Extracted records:

-.-.-

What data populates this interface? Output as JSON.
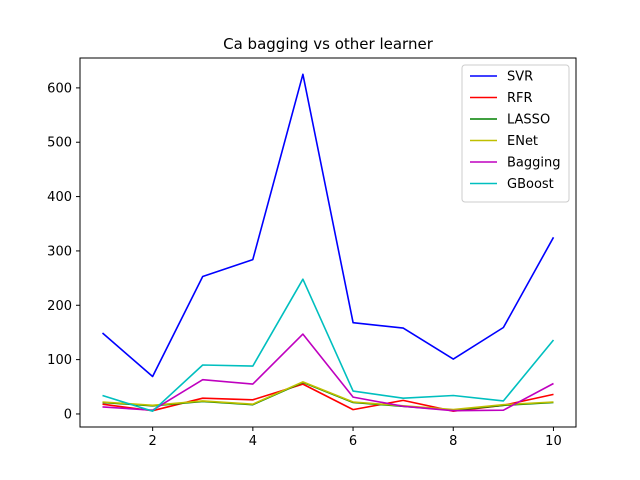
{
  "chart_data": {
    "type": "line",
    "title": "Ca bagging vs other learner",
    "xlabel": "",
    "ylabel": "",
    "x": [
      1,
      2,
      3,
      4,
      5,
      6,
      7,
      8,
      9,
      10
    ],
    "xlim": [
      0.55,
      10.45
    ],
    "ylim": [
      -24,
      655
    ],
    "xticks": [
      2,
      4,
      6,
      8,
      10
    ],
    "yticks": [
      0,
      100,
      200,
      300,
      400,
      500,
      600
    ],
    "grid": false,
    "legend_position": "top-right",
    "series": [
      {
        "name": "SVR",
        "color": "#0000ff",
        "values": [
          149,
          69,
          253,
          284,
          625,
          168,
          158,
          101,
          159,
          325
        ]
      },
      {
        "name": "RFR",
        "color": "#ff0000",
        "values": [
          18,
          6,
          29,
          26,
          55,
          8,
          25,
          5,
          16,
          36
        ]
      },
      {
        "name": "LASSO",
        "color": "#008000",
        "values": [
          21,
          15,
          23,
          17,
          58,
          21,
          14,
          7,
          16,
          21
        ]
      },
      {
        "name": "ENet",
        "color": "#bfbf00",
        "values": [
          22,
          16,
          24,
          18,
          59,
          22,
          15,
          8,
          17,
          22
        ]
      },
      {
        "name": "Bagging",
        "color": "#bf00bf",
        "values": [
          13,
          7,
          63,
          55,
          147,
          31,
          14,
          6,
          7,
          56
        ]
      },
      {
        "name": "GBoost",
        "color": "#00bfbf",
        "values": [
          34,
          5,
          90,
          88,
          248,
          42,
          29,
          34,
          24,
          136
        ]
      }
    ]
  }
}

-.-.-

▶ _Exercise requirements_
Where a line of the records above holds the word "color", copy that line.

▶ _Correct answer_
        "color": "#0000ff",
        "color": "#ff0000",
        "color": "#008000",
        "color": "#bfbf00",
        "color": "#bf00bf",
        "color": "#00bfbf",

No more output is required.